**Your task**. Output every line of the items below with no changes.

**Input material**.
========================

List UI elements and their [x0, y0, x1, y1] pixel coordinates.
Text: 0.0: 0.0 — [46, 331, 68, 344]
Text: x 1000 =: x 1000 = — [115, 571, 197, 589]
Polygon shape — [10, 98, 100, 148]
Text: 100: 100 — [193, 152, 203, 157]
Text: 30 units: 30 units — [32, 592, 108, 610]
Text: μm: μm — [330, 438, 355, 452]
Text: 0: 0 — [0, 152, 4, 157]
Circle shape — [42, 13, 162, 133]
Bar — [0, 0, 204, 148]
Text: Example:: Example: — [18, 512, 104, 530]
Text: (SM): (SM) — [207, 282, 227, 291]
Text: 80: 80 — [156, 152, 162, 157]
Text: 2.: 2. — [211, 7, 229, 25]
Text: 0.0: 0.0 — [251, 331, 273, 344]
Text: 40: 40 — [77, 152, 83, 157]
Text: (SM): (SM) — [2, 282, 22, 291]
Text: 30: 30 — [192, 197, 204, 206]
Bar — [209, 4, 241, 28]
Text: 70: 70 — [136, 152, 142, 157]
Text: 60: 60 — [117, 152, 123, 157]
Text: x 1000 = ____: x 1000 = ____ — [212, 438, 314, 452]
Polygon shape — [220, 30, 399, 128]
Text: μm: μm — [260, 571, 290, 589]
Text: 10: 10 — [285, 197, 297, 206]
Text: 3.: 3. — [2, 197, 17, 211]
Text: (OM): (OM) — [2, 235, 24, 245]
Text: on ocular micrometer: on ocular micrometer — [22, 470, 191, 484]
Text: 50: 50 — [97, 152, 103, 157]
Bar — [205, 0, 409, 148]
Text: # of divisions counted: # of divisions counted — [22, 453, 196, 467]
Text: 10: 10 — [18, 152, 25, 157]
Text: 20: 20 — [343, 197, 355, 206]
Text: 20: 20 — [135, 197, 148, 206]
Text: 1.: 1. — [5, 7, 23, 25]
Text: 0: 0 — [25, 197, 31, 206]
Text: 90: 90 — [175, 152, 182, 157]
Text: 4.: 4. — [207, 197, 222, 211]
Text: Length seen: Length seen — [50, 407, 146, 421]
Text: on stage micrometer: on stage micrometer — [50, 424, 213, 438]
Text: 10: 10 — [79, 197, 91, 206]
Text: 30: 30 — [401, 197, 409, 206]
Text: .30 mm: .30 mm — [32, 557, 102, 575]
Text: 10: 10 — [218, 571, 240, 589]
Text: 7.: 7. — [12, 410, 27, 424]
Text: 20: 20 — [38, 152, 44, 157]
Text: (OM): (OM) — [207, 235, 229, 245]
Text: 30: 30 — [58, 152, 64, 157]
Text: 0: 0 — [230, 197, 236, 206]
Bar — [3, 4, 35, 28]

========================

**Written answer**.
List UI elements and their [x0, y0, x1, y1] pixel coordinates.
Text: 0.0: 0.0 — [46, 331, 68, 344]
Text: x 1000 =: x 1000 = — [115, 571, 197, 589]
Polygon shape — [10, 98, 100, 148]
Text: 100: 100 — [193, 152, 203, 157]
Text: 30 units: 30 units — [32, 592, 108, 610]
Text: μm: μm — [330, 438, 355, 452]
Text: 0: 0 — [0, 152, 4, 157]
Circle shape — [42, 13, 162, 133]
Bar — [0, 0, 204, 148]
Text: Example:: Example: — [18, 512, 104, 530]
Text: (SM): (SM) — [207, 282, 227, 291]
Text: 80: 80 — [156, 152, 162, 157]
Text: 2.: 2. — [211, 7, 229, 25]
Text: 0.0: 0.0 — [251, 331, 273, 344]
Text: 40: 40 — [77, 152, 83, 157]
Text: (SM): (SM) — [2, 282, 22, 291]
Text: 30: 30 — [192, 197, 204, 206]
Bar — [209, 4, 241, 28]
Text: 70: 70 — [136, 152, 142, 157]
Text: 60: 60 — [117, 152, 123, 157]
Text: x 1000 = ____: x 1000 = ____ — [212, 438, 314, 452]
Polygon shape — [220, 30, 399, 128]
Text: μm: μm — [260, 571, 290, 589]
Text: 10: 10 — [285, 197, 297, 206]
Text: 3.: 3. — [2, 197, 17, 211]
Text: (OM): (OM) — [2, 235, 24, 245]
Text: on ocular micrometer: on ocular micrometer — [22, 470, 191, 484]
Text: 50: 50 — [97, 152, 103, 157]
Bar — [205, 0, 409, 148]
Text: # of divisions counted: # of divisions counted — [22, 453, 196, 467]
Text: 10: 10 — [18, 152, 25, 157]
Text: 20: 20 — [343, 197, 355, 206]
Text: 20: 20 — [135, 197, 148, 206]
Text: 1.: 1. — [5, 7, 23, 25]
Text: 0: 0 — [25, 197, 31, 206]
Text: 90: 90 — [175, 152, 182, 157]
Text: 4.: 4. — [207, 197, 222, 211]
Text: Length seen: Length seen — [50, 407, 146, 421]
Text: on stage micrometer: on stage micrometer — [50, 424, 213, 438]
Text: 10: 10 — [79, 197, 91, 206]
Text: 30: 30 — [401, 197, 409, 206]
Text: .30 mm: .30 mm — [32, 557, 102, 575]
Text: 10: 10 — [218, 571, 240, 589]
Text: 7.: 7. — [12, 410, 27, 424]
Text: 20: 20 — [38, 152, 44, 157]
Text: (OM): (OM) — [207, 235, 229, 245]
Text: 30: 30 — [58, 152, 64, 157]
Text: 0: 0 — [230, 197, 236, 206]
Bar — [3, 4, 35, 28]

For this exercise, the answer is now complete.